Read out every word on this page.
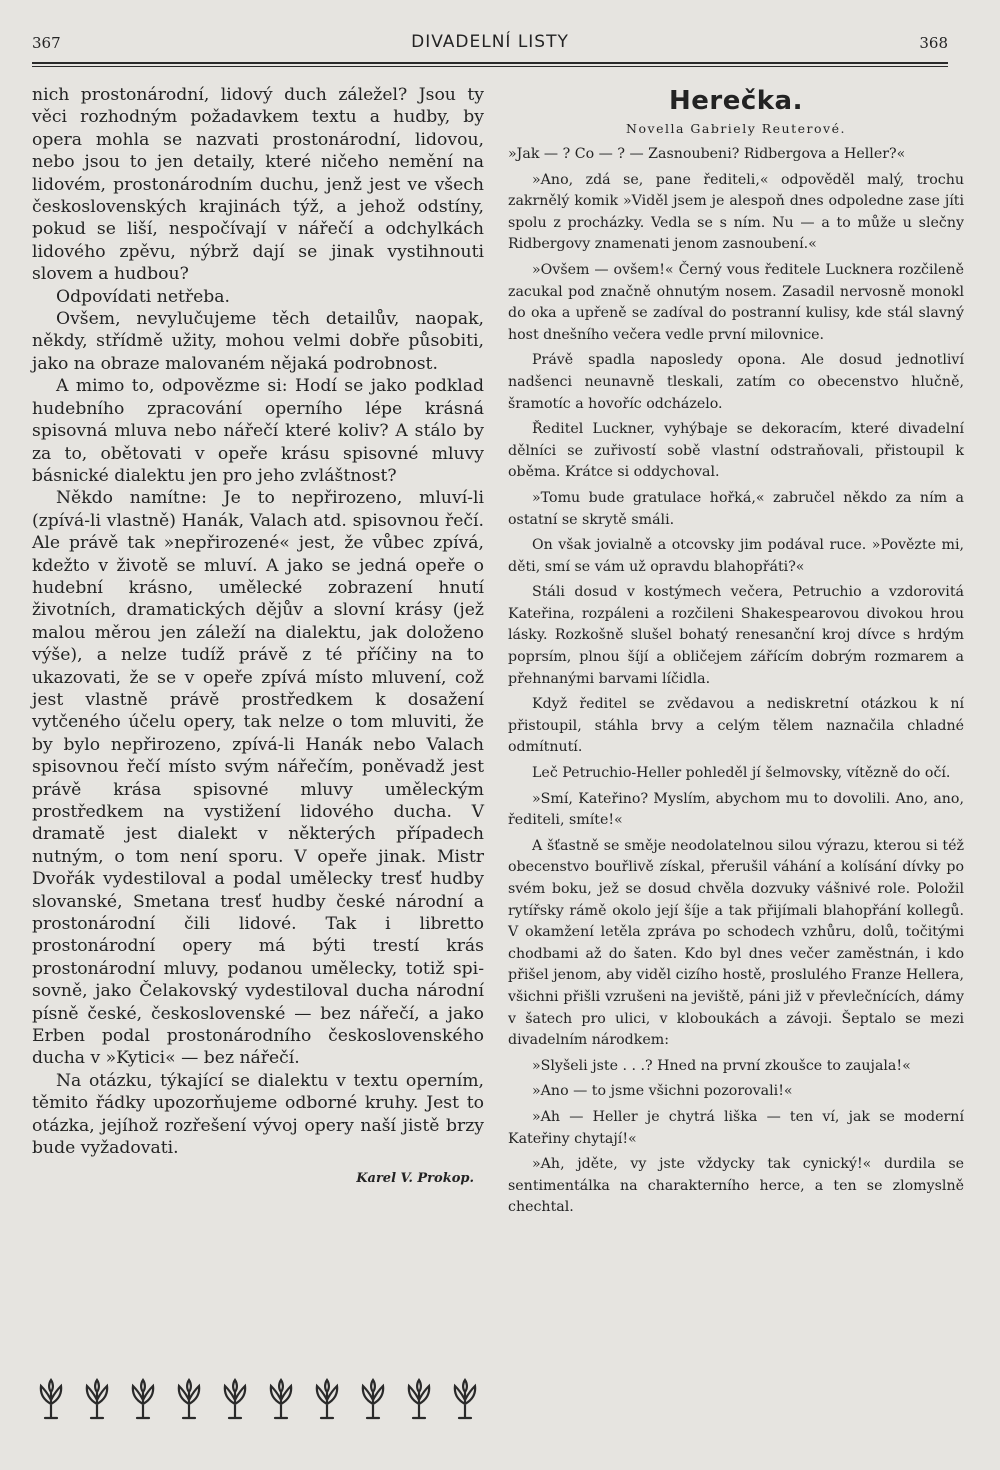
367	DIVADELNÍ LISTY	368

nich prostonárodní, lidový duch záležel? Jsou ty věci rozhodným požadavkem textu a hudby, by opera mohla se nazvati prostonárodní, lidovou, nebo jsou to jen detaily, které ničeho nemění na lidovém, prostonárodním duchu, jenž jest ve všech československých krajinách týž, a jehož odstíny, pokud se liší, nespočívají v nářečí a odchylkách lidového zpěvu, nýbrž dají se jinak vystihnouti slovem a hudbou?

Odpovídati netřeba.

Ovšem, nevylučujeme těch detailův, naopak, někdy, střídmě užity, mohou velmi dobře působiti, jako na obraze malovaném nějaká podrobnost.

A mimo to, odpovězme si: Hodí se jako podklad hudebního zpracování operního lépe krásná spisovná mluva nebo nářečí které koliv? A stálo by za to, obětovati v opeře krásu spisovné mluvy básnické dialektu jen pro jeho zvláštnost?

Někdo namítne: Je to nepřirozeno, mluví-li (zpívá-li vlastně) Hanák, Valach atd. spisovnou řečí. Ale právě tak »nepřirozené« jest, že vůbec zpívá, kdežto v životě se mluví. A jako se jedná opeře o hudební krásno, umělecké zobrazení hnutí životních, dramatických dějův a slovní krásy (jež malou měrou jen záleží na dialektu, jak doloženo výše), a nelze tudíž právě z té příčiny na to ukazovati, že se v opeře zpívá místo mluvení, což jest vlastně právě prostředkem k dosažení vytčeného účelu opery, tak nelze o tom mluviti, že by bylo nepřirozeno, zpívá-li Hanák nebo Valach spisovnou řečí místo svým nářečím, poněvadž jest právě krása spisovné mluvy uměleckým prostředkem na vystižení lidového ducha. V dramatě jest dialekt v některých případech nutným, o tom není sporu. V opeře jinak. Mistr Dvořák vydestiloval a podal umělecky tresť hudby slovanské, Smetana tresť hudby české národní a prostonárodní čili lidové. Tak i libretto prostonárodní opery má býti trestí krás prostonárodní mluvy, podanou umělecky, totiž spisovně, jako Čelakovský vydestiloval ducha národní písně české, československé — bez nářečí, a jako Erben podal prostonárodního československého ducha v »Kytici« — bez nářečí.

Na otázku, týkající se dialektu v textu operním, těmito řádky upozorňujeme odborné kruhy. Jest to otázka, jejíhož rozřešení vývoj opery naší jistě brzy bude vyžadovati.

Karel V. Prokop.
Herečka.
Novella Gabriely Reuterové.

»Jak — ? Co — ? — Zasnoubeni? Ridbergova a Heller?«

»Ano, zdá se, pane řediteli,« odpověděl malý, trochu zakrnělý komik »Viděl jsem je alespoň dnes odpoledne zase jíti spolu z procházky. Vedla se s ním. Nu — a to může u slečny Ridbergovy znamenati jenom zasnoubení.«

»Ovšem — ovšem!« Černý vous ředitele Lucknera rozčileně zacukal pod značně ohnutým nosem. Zasadil nervosně monokl do oka a upřeně se zadíval do postranní kulisy, kde stál slavný host dnešního večera vedle první milovnice.

Právě spadla naposledy opona. Ale dosud jednotliví nadšenci neunavně tleskali, zatím co obecenstvo hlučně, šramotíc a hovoříc odcházelo.

Ředitel Luckner, vyhýbaje se dekoracím, které divadelní dělníci se zuřivostí sobě vlastní odstraňovali, přistoupil k oběma. Krátce si oddychoval.

»Tomu bude gratulace hořká,« zabručel někdo za ním a ostatní se skrytě smáli.

On však jovialně a otcovsky jim podával ruce. »Povězte mi, děti, smí se vám už opravdu blahopřáti?«

Stáli dosud v kostýmech večera, Petruchio a vzdorovitá Kateřina, rozpáleni a rozčileni Shakespearovou divokou hrou lásky. Rozkošně slušel bohatý renesanční kroj dívce s hrdým poprsím, plnou šíjí a obličejem zářícím dobrým rozmarem a přehnanými barvami líčidla.

Když ředitel se zvědavou a nediskretní otázkou k ní přistoupil, stáhla brvy a celým tělem naznačila chladné odmítnutí.

Leč Petruchio-Heller pohleděl jí šelmovsky, vítězně do očí.

»Smí, Kateřino? Myslím, abychom mu to dovolili. Ano, ano, řediteli, smíte!«

A šťastně se směje neodolatelnou silou výrazu, kterou si též obecenstvo bouřlivě získal, přerušil váhání a kolísání dívky po svém boku, jež se dosud chvěla dozvuky vášnivé role. Položil rytířsky rámě okolo její šíje a tak přijímali blahopřání kollegů. V okamžení letěla zpráva po schodech vzhůru, dolů, točitými chodbami až do šaten. Kdo byl dnes večer zaměstnán, i kdo přišel jenom, aby viděl cizího hostě, proslulého Franze Hellera, všichni přišli vzrušeni na jeviště, páni již v převlečnících, dámy v šatech pro ulici, v kloboukách a závoji. Šeptalo se mezi divadelním národkem:

»Slyšeli jste . . .? Hned na první zkoušce to zaujala!«

»Ano — to jsme všichni pozorovali!«

»Ah — Heller je chytrá liška — ten ví, jak se moderní Kateřiny chytají!«

»Ah, jděte, vy jste vždycky tak cynický!« durdila se sentimentálka na charakterního herce, a ten se zlomyslně chechtal.
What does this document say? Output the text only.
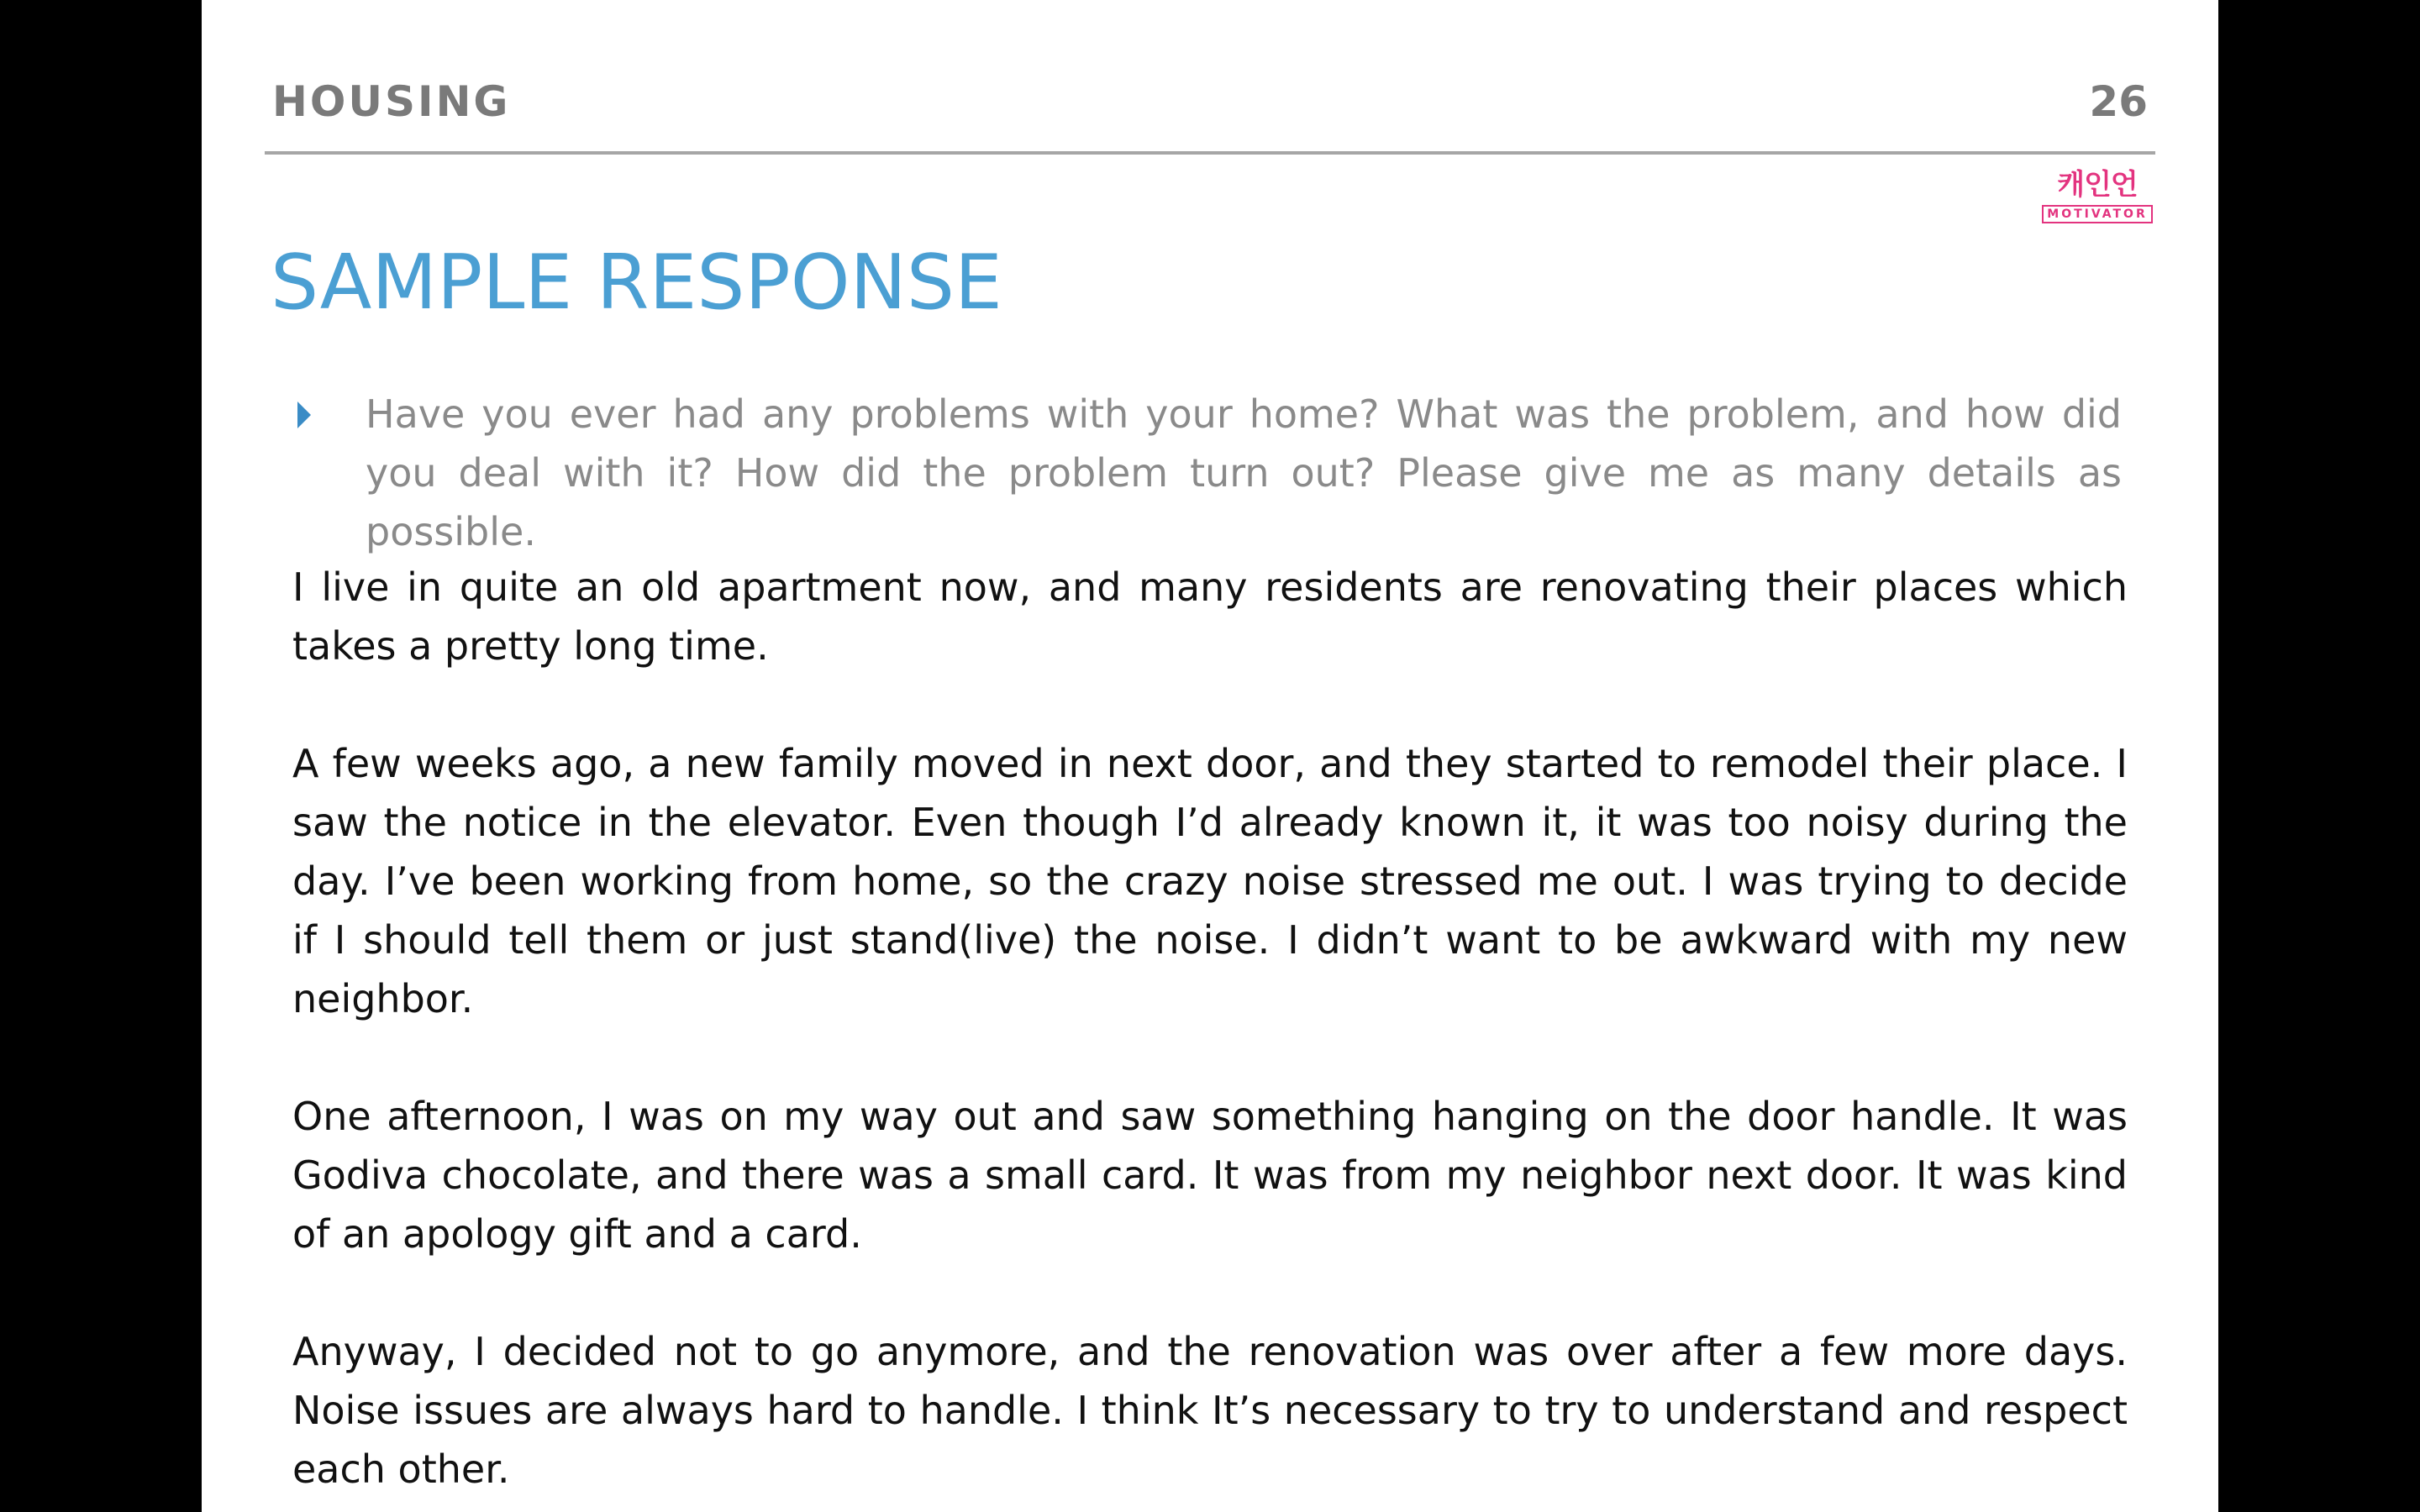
HOUSING	26
캐인언
MOTIVATOR
SAMPLE RESPONSE
Have you ever had any problems with your home? What was the problem, and how did you deal with it? How did the problem turn out? Please give me as many details as possible.

I live in quite an old apartment now, and many residents are renovating their places which takes a pretty long time.

A few weeks ago, a new family moved in next door, and they started to remodel their place. I saw the notice in the elevator. Even though I’d already known it, it was too noisy during the day. I’ve been working from home, so the crazy noise stressed me out. I was trying to decide if I should tell them or just stand(live) the noise. I didn’t want to be awkward with my new neighbor.

One afternoon, I was on my way out and saw something hanging on the door handle. It was Godiva chocolate, and there was a small card. It was from my neighbor next door. It was kind of an apology gift and a card.

Anyway, I decided not to go anymore, and the renovation was over after a few more days. Noise issues are always hard to handle. I think It’s necessary to try to understand and respect each other.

————

--- WHAT THE EXERCISE ASKS ---
Go through the records and pull out each line that includes the word "dnes".

--- TASK RESULT ---
»Ano, zdá se, pane řediteli,« odpověděl malý, trochu zakrnělý komik »Viděl jsem je alespoň dnes odpoledne zase jíti spolu z procházky. Vedla se s ním. Nu — a to může u slečny Ridbergovy znamenati jenom zasnoubení.«
A šťastně se směje neodolatelnou silou výrazu, kterou si též obecenstvo bouřlivě získal, přerušil váhání a kolísání dívky po svém boku, jež se dosud chvěla dozvuky vášnivé role. Položil rytířsky rámě okolo její šíje a tak přijímali blahopřání kollegů. V okamžení letěla zpráva po schodech vzhůru, dolů, točitými chodbami až do šaten. Kdo byl dnes večer zaměstnán, i kdo přišel jenom, aby viděl cizího hostě, proslulého Franze Hellera, všichni přišli vzrušeni na jeviště, páni již v převlečnících, dámy v šatech pro ulici, v kloboukách a závoji. Šeptalo se mezi divadelním národkem:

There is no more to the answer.